Exercise requirements
Make an exact copy of the records, with the images left out.

Recorded information
— Begin —

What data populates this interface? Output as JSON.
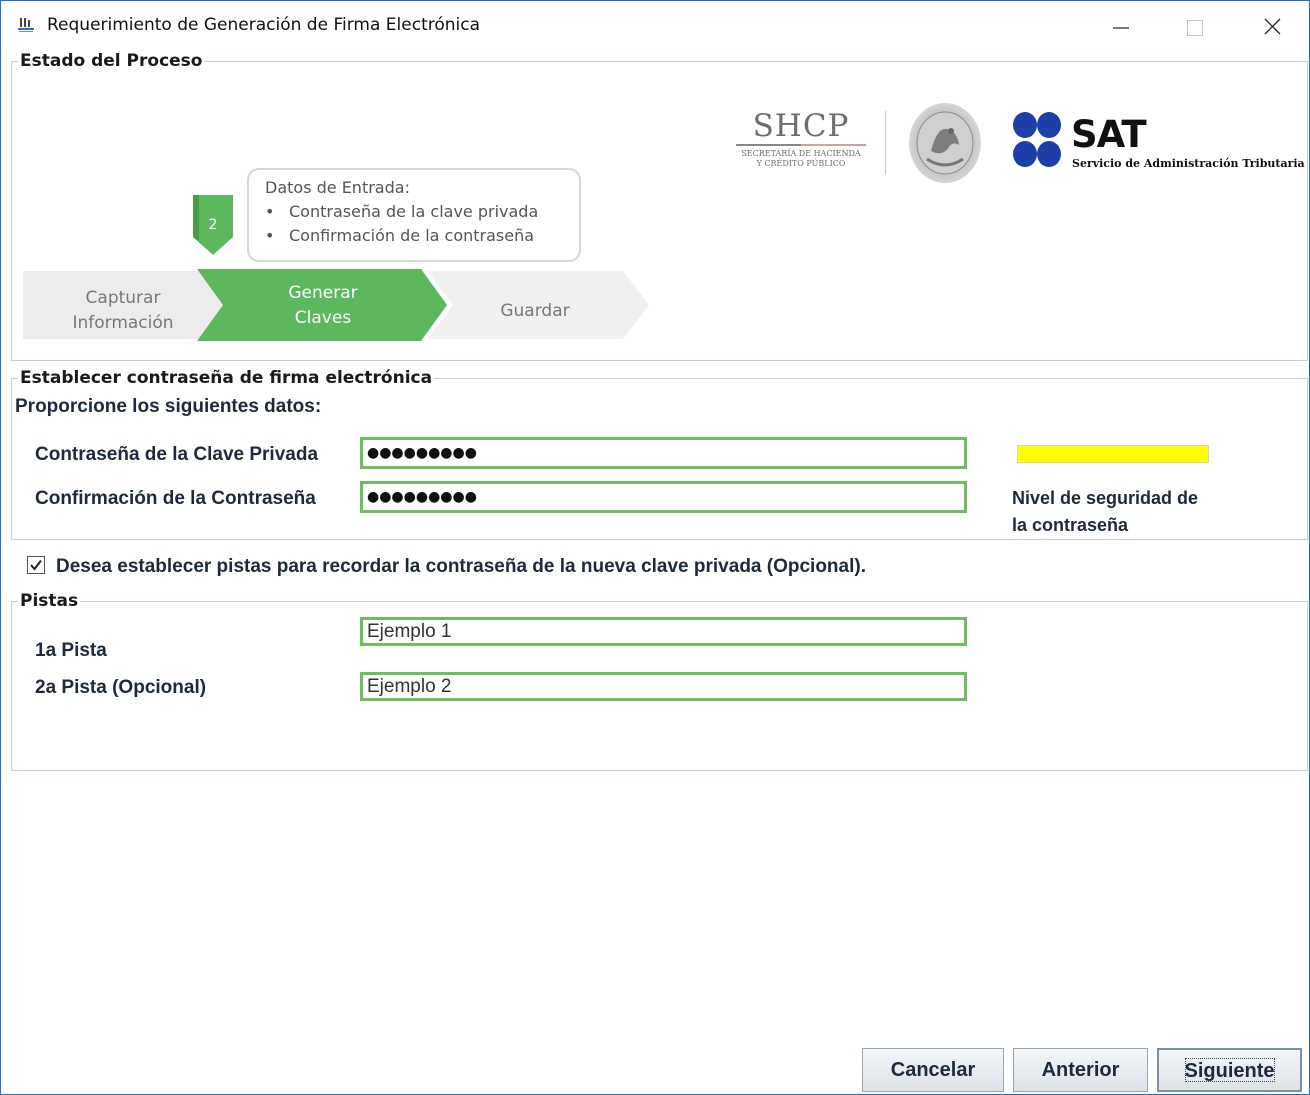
{
  "window": {
    "title": "Requerimiento de Generación de Firma Electrónica"
  },
  "process": {
    "group_title": "Estado del Proceso",
    "step_number": "2",
    "callout": {
      "title": "Datos de Entrada:",
      "bullet": "•",
      "items": [
        "Contraseña de la clave privada",
        "Confirmación de la contraseña"
      ]
    },
    "steps": [
      {
        "line1": "Capturar",
        "line2": "Información",
        "state": "done"
      },
      {
        "line1": "Generar",
        "line2": "Claves",
        "state": "active"
      },
      {
        "line1": "Guardar",
        "line2": "",
        "state": "pending"
      }
    ],
    "active_color": "#5cb85c"
  },
  "logos": {
    "shcp_name": "SHCP",
    "shcp_sub1": "Secretaría de Hacienda",
    "shcp_sub2": "y Crédito Público",
    "sat_name": "SAT",
    "sat_sub": "Servicio de Administración Tributaria",
    "sat_color": "#1f3fa8"
  },
  "password_section": {
    "group_title": "Establecer contraseña de firma electrónica",
    "instruction": "Proporcione los siguientes datos:",
    "private_key_label": "Contraseña de la Clave Privada",
    "private_key_value": "●●●●●●●●●",
    "confirm_label": "Confirmación de la Contraseña",
    "confirm_value": "●●●●●●●●●",
    "strength_label_line1": "Nivel de seguridad de",
    "strength_label_line2": "la contraseña",
    "strength_color": "#ffff00"
  },
  "hints_option": {
    "checked": true,
    "label": "Desea establecer pistas para recordar la contraseña de la nueva clave privada (Opcional)."
  },
  "hints": {
    "group_title": "Pistas",
    "hint1_label": "1a Pista",
    "hint1_value": "Ejemplo 1",
    "hint2_label": "2a Pista (Opcional)",
    "hint2_value": "Ejemplo 2"
  },
  "buttons": {
    "cancel": "Cancelar",
    "back": "Anterior",
    "next": "Siguiente"
  }
}
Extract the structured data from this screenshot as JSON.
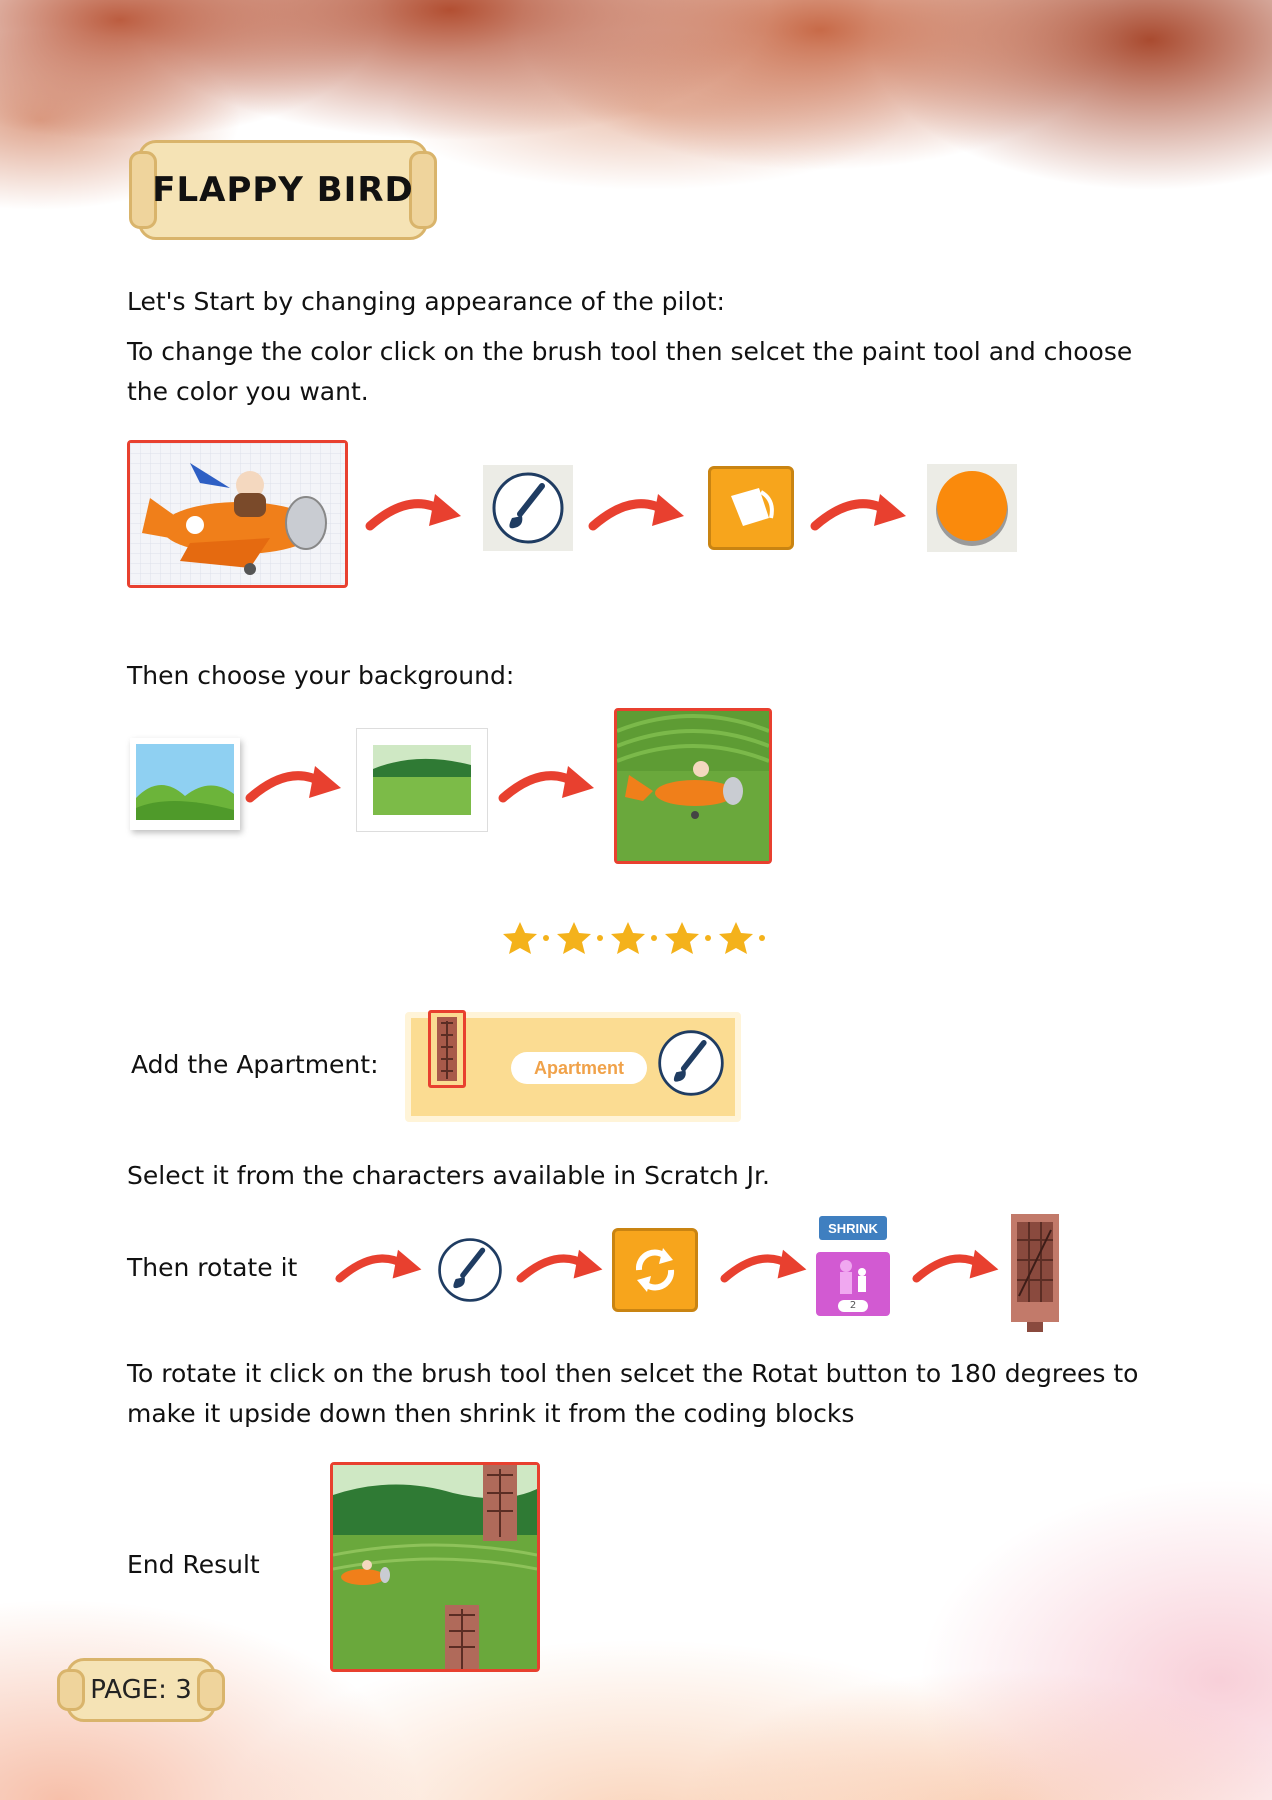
{
  "title": "FLAPPY BIRD",
  "intro": "Let's Start by changing appearance of the pilot:",
  "color_instruction": "To change the color click on the  brush tool then selcet the paint tool and choose the color you want.",
  "background_instruction": "Then choose your background:",
  "add_apartment": "Add the Apartment:",
  "apartment_label": "Apartment",
  "select_instruction": "Select it from the characters available in Scratch Jr.",
  "rotate_label": "Then rotate it",
  "shrink_label": "SHRINK",
  "shrink_value": "2",
  "rotate_instruction": "To rotate it  click on the brush tool then selcet the Rotat button to 180 degrees to make it upside down then shrink it from the coding blocks",
  "end_result": "End Result",
  "page_label": "PAGE: 3",
  "colors": {
    "accent_red": "#e8402f",
    "paint_orange": "#f7a51c",
    "plane_orange": "#f07f1a",
    "shrink_pink": "#d25ad2",
    "star_yellow": "#f4b21b",
    "grass_green": "#6aa83c"
  }
}
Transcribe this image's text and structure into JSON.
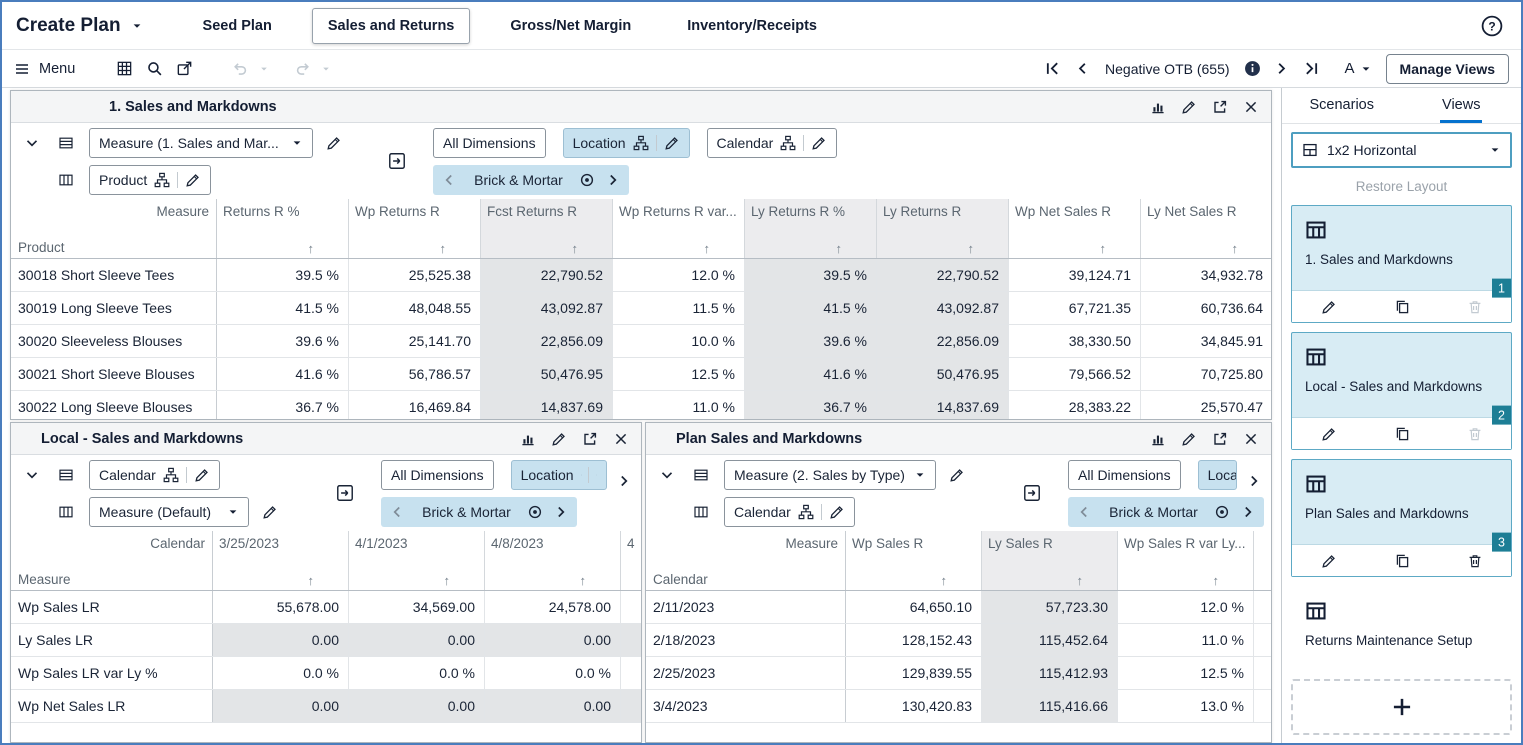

— End —

The result
What data populates this interface? Output as JSON.
{
  "window": {
    "title": "Requerimiento de Generación de Firma Electrónica"
  },
  "process": {
    "group_title": "Estado del Proceso",
    "step_number": "2",
    "callout": {
      "title": "Datos de Entrada:",
      "bullet": "•",
      "items": [
        "Contraseña de la clave privada",
        "Confirmación de la contraseña"
      ]
    },
    "steps": [
      {
        "line1": "Capturar",
        "line2": "Información",
        "state": "done"
      },
      {
        "line1": "Generar",
        "line2": "Claves",
        "state": "active"
      },
      {
        "line1": "Guardar",
        "line2": "",
        "state": "pending"
      }
    ],
    "active_color": "#5cb85c"
  },
  "logos": {
    "shcp_name": "SHCP",
    "shcp_sub1": "Secretaría de Hacienda",
    "shcp_sub2": "y Crédito Público",
    "sat_name": "SAT",
    "sat_sub": "Servicio de Administración Tributaria",
    "sat_color": "#1f3fa8"
  },
  "password_section": {
    "group_title": "Establecer contraseña de firma electrónica",
    "instruction": "Proporcione los siguientes datos:",
    "private_key_label": "Contraseña de la Clave Privada",
    "private_key_value": "●●●●●●●●●",
    "confirm_label": "Confirmación de la Contraseña",
    "confirm_value": "●●●●●●●●●",
    "strength_label_line1": "Nivel de seguridad de",
    "strength_label_line2": "la contraseña",
    "strength_color": "#ffff00"
  },
  "hints_option": {
    "checked": true,
    "label": "Desea establecer pistas para recordar la contraseña de la nueva clave privada (Opcional)."
  },
  "hints": {
    "group_title": "Pistas",
    "hint1_label": "1a Pista",
    "hint1_value": "Ejemplo 1",
    "hint2_label": "2a Pista (Opcional)",
    "hint2_value": "Ejemplo 2"
  },
  "buttons": {
    "cancel": "Cancelar",
    "back": "Anterior",
    "next": "Siguiente"
  }
}
Extract the structured data from this screenshot as JSON.
{
  "title": "FLAPPY BIRD",
  "intro": "Let's Start by changing appearance of the pilot:",
  "color_instruction": "To change the color click on the  brush tool then selcet the paint tool and choose the color you want.",
  "background_instruction": "Then choose your background:",
  "add_apartment": "Add the Apartment:",
  "apartment_label": "Apartment",
  "select_instruction": "Select it from the characters available in Scratch Jr.",
  "rotate_label": "Then rotate it",
  "shrink_label": "SHRINK",
  "shrink_value": "2",
  "rotate_instruction": "To rotate it  click on the brush tool then selcet the Rotat button to 180 degrees to make it upside down then shrink it from the coding blocks",
  "end_result": "End Result",
  "page_label": "PAGE: 3",
  "colors": {
    "accent_red": "#e8402f",
    "paint_orange": "#f7a51c",
    "plane_orange": "#f07f1a",
    "shrink_pink": "#d25ad2",
    "star_yellow": "#f4b21b",
    "grass_green": "#6aa83c"
  }
}
Transcribe this image's text and structure into JSON.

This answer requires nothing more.